Beneath this task is a listing; retype all of it exactly.

** Start of Material provided **

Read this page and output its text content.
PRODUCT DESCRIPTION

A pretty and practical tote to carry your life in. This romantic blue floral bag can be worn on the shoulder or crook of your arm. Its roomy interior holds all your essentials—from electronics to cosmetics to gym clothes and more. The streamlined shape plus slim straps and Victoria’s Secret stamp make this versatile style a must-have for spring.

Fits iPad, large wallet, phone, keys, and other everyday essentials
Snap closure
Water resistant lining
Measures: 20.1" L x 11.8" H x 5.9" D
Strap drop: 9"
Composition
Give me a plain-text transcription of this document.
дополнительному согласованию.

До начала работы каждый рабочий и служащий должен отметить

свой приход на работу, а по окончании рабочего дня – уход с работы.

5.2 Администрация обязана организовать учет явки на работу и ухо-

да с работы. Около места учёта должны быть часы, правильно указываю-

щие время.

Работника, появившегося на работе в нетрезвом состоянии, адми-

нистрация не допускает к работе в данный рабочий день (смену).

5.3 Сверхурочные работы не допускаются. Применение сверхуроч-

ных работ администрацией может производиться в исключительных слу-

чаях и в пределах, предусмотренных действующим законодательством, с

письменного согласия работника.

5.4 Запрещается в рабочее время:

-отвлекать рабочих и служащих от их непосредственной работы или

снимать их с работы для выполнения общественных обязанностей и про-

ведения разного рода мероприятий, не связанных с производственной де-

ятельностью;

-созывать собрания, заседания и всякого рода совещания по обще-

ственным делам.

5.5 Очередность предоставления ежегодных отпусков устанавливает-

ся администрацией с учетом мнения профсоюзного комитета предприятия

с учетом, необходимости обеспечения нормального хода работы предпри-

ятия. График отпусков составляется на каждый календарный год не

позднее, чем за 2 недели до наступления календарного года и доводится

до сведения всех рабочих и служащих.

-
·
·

** End of Material provided **

__Answer below__:
Read this page and output its text content.
PRODUCT DESCRIPTION

A pretty and practical tote to carry your life in. This romantic blue floral bag can be worn on the shoulder or crook of your arm. Its roomy interior holds all your essentials—from electronics to cosmetics to gym clothes and more. The streamlined shape plus slim straps and Victoria’s Secret stamp make this versatile style a must-have for spring.

Fits iPad, large wallet, phone, keys, and other everyday essentials
Snap closure
Water resistant lining
Measures: 20.1" L x 11.8" H x 5.9" D
Strap drop: 9"
Composition
Give me a plain-text transcription of this document.
дополнительному согласованию.

До начала работы каждый рабочий и служащий должен отметить

свой приход на работу, а по окончании рабочего дня – уход с работы.

5.2 Администрация обязана организовать учет явки на работу и ухо-

да с работы. Около места учёта должны быть часы, правильно указываю-

щие время.

Работника, появившегося на работе в нетрезвом состоянии, адми-

нистрация не допускает к работе в данный рабочий день (смену).

5.3 Сверхурочные работы не допускаются. Применение сверхуроч-

ных работ администрацией может производиться в исключительных слу-

чаях и в пределах, предусмотренных действующим законодательством, с

письменного согласия работника.

5.4 Запрещается в рабочее время:

-отвлекать рабочих и служащих от их непосредственной работы или

снимать их с работы для выполнения общественных обязанностей и про-

ведения разного рода мероприятий, не связанных с производственной де-

ятельностью;

-созывать собрания, заседания и всякого рода совещания по обще-

ственным делам.

5.5 Очередность предоставления ежегодных отпусков устанавливает-

ся администрацией с учетом мнения профсоюзного комитета предприятия

с учетом, необходимости обеспечения нормального хода работы предпри-

ятия. График отпусков составляется на каждый календарный год не

позднее, чем за 2 недели до наступления календарного года и доводится

до сведения всех рабочих и служащих.

-
·
·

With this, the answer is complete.